### What to work on
Carry on the JayHawk Energy information statement about the name change and reverse stock split, starting right after its last sentence.

### Quoted passage
SECURITIES EXCHANGE ACT OF 1934 AND REGULATION 14C PURSUANT THERETO

 

January 4, 2017

 

JayHawk Energy, Inc.

10119 W. Lariat Lane

Peoria, AZ 85383

Telephone: 425-442-0931

 

This Information Statement is distributed to inform our stockholders of action taken without a meeting by the written consent of the holders of a majority of the outstanding voting power of the Company.

 

WE ARE NOT ASKING YOU FOR A PROXY, AND YOU ARE REQUESTED NOT TO SEND US A PROXY.

 

This Information Statement has been filed with the Securities and Exchange Commission (the “ Commission ”) and is being furnished by the Board of Directors of JayHawk Energy, Inc., a Nevada corporation (the “ Company ”) (the “ Board ”), to the holders of record at the close of business on November 1, 2016 of the Company’s outstanding capital shares, par value $0.001, pursuant to Rule 14c-2 promulgated pursuant to the Securities Exchange Act of 1934, as amended (the “ Exchange Act ”), and the Nevada Revised Statutes.

 

The cost of preparing and furnishing this Information Statement will be paid by the Company.  We will mail this Information Statement to our registered stockholders and certain beneficial stockholders, when requested by brokerage houses, nominees, custodians, fiduciaries and other similar parties.

 

This Information Statement informs stockholders of a corporate name change (the “ Name Change ”) and the 100 for 1 reverse stock split (the “ Reverse Split ”) both approved by written consent by the Board and the stockholders holding 118,749,788 shares of issued and outstanding common stock, which is equal to approximately 59.41% of the voting power of the Company’s outstanding capital stock, as of November 1, 2016 (the “ Majority Stockholders ”).

### Given entries
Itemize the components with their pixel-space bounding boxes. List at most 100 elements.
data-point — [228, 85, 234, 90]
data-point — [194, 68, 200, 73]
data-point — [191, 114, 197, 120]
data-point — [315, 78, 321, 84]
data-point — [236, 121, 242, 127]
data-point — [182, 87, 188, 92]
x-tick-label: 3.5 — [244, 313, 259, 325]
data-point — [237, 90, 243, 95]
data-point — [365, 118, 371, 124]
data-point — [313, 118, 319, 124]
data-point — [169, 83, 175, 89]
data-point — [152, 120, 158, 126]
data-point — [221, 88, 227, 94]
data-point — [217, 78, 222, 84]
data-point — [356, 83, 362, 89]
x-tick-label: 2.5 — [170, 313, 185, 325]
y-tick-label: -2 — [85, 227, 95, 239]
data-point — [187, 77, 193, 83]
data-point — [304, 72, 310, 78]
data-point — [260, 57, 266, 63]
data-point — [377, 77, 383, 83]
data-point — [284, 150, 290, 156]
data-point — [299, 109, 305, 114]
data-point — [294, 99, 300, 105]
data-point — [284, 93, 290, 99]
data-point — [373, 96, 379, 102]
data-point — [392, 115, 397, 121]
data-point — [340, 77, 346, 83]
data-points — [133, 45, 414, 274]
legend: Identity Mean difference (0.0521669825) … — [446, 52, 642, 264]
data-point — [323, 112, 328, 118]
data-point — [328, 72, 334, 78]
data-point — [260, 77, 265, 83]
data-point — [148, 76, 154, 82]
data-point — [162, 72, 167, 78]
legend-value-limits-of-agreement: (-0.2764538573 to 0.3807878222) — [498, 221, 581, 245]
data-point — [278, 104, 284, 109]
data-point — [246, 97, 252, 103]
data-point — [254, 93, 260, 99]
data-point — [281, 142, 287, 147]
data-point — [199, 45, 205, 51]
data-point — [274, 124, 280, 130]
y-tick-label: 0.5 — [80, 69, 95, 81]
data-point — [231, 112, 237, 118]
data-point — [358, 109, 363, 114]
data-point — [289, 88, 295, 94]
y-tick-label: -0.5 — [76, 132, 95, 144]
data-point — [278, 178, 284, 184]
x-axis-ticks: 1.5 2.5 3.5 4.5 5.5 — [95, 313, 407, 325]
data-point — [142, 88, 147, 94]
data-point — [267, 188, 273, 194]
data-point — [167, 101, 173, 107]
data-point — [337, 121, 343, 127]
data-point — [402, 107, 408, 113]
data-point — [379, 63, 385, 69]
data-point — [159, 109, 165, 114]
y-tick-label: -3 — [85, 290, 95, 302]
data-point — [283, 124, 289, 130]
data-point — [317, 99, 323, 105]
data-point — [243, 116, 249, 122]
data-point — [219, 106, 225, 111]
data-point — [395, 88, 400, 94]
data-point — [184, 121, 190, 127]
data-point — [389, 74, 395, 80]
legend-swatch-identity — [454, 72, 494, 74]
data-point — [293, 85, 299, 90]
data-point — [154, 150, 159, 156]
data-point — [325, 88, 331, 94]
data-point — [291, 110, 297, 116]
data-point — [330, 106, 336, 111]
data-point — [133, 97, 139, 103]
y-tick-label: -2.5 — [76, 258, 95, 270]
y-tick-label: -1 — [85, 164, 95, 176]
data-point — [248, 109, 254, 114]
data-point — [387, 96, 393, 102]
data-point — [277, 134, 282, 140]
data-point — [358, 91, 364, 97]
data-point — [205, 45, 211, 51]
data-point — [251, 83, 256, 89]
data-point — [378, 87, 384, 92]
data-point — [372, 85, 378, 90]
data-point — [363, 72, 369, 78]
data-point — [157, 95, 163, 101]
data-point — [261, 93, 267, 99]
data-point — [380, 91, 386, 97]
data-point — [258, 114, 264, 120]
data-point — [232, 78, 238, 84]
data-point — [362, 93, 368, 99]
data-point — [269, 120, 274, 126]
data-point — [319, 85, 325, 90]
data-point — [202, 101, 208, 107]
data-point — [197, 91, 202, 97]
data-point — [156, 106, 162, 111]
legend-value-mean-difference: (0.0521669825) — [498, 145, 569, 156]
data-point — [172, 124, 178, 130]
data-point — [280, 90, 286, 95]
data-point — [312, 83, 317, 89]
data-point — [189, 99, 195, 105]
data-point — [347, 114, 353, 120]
---
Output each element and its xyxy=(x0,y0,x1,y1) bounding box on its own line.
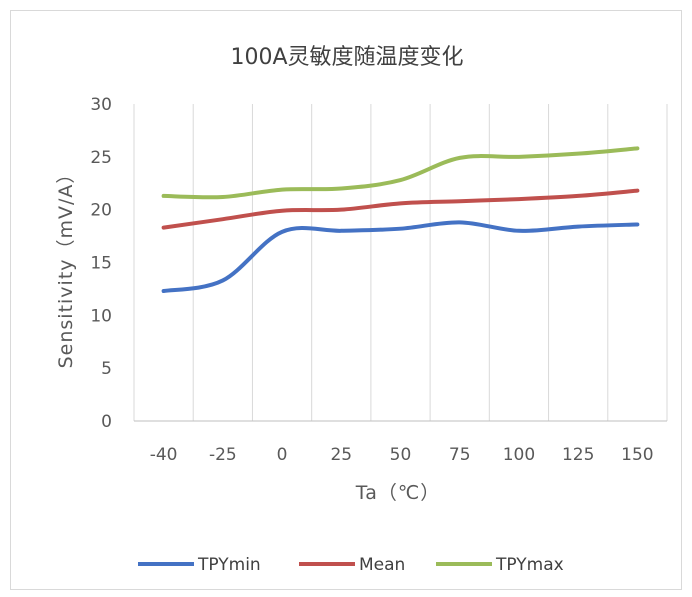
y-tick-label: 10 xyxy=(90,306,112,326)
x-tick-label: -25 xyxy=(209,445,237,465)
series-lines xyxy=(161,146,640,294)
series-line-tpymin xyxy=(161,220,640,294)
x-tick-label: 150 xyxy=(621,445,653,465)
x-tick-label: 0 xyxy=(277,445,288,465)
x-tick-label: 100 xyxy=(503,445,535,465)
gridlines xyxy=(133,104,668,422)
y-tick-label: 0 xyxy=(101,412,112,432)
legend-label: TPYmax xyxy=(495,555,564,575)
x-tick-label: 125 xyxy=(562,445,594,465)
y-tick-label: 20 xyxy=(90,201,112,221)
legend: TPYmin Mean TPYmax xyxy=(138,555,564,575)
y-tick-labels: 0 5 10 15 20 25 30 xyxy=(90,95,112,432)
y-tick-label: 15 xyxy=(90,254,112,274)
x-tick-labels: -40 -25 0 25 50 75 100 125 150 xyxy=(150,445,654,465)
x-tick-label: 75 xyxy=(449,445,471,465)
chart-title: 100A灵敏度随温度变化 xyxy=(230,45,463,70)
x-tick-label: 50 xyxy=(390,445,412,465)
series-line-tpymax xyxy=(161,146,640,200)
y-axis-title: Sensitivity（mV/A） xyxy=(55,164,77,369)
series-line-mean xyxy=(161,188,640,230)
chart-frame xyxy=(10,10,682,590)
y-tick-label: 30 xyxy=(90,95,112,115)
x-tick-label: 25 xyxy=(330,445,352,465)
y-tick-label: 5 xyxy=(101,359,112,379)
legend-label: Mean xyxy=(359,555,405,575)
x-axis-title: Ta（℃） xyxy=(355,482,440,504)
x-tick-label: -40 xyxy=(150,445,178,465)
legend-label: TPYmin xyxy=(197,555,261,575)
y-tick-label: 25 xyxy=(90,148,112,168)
...
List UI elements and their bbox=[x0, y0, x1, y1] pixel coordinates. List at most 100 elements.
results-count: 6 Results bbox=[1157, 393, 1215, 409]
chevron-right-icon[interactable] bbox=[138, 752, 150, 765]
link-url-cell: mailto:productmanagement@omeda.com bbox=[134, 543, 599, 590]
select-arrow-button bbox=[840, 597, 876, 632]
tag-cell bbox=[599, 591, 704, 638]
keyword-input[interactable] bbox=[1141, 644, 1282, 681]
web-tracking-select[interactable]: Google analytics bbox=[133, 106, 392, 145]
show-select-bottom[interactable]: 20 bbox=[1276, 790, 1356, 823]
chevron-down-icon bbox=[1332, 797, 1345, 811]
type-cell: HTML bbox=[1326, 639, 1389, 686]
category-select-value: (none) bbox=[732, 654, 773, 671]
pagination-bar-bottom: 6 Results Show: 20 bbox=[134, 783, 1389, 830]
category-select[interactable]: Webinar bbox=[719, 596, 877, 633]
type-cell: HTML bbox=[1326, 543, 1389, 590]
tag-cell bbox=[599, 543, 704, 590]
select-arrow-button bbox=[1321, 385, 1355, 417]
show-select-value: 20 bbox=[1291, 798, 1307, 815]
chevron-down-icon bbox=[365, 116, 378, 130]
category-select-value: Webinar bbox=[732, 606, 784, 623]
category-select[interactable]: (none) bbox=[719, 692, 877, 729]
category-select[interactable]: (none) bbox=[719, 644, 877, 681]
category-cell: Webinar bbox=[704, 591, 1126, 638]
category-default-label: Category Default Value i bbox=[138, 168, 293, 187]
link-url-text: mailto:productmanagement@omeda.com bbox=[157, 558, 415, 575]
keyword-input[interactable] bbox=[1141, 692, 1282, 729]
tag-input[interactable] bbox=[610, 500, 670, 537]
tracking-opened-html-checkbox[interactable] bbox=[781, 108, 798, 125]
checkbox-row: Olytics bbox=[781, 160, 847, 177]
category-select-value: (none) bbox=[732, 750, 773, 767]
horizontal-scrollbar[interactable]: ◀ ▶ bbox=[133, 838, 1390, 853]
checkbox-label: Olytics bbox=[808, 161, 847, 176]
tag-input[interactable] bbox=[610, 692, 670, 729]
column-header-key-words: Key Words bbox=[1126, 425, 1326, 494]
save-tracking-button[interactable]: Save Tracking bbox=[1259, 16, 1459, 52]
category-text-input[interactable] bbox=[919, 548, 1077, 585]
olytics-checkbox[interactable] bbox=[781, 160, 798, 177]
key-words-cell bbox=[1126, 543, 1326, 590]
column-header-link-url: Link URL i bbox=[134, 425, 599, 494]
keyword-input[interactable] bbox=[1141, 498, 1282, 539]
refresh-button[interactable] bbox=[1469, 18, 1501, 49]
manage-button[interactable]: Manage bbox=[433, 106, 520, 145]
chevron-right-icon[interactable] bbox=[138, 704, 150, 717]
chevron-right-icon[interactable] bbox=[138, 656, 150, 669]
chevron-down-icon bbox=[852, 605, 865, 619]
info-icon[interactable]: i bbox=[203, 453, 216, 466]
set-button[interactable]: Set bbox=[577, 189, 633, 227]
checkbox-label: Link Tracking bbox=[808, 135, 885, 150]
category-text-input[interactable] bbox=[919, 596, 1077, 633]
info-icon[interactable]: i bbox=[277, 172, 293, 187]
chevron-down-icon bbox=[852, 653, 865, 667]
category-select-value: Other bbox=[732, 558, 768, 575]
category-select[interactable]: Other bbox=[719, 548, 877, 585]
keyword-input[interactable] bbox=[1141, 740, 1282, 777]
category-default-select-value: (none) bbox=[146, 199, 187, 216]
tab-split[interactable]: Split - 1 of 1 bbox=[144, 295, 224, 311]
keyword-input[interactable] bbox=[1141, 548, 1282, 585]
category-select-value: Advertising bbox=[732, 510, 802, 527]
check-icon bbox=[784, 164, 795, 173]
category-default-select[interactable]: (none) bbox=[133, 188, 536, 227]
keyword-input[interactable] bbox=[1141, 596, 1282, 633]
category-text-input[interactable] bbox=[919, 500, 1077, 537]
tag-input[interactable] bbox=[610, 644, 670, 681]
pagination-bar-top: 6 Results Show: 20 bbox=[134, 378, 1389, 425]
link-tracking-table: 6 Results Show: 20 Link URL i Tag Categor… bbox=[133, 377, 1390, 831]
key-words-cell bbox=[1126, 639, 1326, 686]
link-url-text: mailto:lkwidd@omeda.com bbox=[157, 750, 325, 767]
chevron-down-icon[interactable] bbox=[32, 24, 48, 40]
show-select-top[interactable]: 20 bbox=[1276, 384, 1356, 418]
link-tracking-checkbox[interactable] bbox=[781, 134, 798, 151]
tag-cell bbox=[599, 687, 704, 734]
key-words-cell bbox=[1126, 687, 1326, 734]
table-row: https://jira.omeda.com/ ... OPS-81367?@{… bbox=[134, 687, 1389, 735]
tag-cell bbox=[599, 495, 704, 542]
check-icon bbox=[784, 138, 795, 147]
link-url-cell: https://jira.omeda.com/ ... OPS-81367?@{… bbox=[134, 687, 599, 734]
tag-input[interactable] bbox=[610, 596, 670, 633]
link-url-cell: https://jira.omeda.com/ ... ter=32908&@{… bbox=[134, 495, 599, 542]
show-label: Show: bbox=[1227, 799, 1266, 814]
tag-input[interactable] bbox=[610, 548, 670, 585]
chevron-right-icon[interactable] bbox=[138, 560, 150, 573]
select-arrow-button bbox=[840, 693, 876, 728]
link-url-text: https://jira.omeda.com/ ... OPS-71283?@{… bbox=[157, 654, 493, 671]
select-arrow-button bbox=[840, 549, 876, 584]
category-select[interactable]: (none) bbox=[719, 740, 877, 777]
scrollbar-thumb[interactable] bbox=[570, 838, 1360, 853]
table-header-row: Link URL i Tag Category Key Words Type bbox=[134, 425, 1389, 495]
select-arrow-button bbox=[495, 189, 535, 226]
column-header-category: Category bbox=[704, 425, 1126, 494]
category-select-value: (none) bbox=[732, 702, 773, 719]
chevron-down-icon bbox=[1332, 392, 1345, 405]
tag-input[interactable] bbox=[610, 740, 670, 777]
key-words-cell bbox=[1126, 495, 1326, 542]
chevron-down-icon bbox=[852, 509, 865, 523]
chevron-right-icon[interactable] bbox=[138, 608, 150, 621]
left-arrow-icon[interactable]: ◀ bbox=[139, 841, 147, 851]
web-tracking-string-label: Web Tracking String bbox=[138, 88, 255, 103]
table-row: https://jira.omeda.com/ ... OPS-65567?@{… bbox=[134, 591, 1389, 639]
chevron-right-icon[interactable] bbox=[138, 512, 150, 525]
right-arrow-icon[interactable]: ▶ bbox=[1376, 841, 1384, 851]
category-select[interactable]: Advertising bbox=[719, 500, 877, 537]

### Task answer
Accordingly, all necessary corporate approvals to effectuate the Name Change and the Reverse Split have been obtained.  The Company is not seeking approval from its remaining stockholders.  This Information Statement is furnished solely for the purpose of informing our stockholders, in the manner required pursuant to the Exchange Act and the Nevada Revised Statutes of the Name Change and the Reverse Split.  Pursuant to Section 14(c) of the Exchange Act and Rule 14c-2 promulgated pursuant thereto, the Name Change and the Reverse Split will not be effective until twenty (20) days after the date a Definitive Information Statement is filed with the Commission and a copy thereof is mailed to each of our stockholders.  The Name Change and the Reverse Split are expected to become effective on or after January 27, 2017, or such later date as all conditions and requirements to effectuate the Name Change and the Reverse Split are satisfied.  Therefore, this Information Statement is being sent to you for informational purposes only. Notwithstanding the foregoing, we must notify the Financial Industry Regulatory Authority of the Name Change and the Reverse Split by filing the Issuer Company Related Action Notification Form no later than ten (10) days prior to the anticipated effective date of the Name Change and the Reverse Split.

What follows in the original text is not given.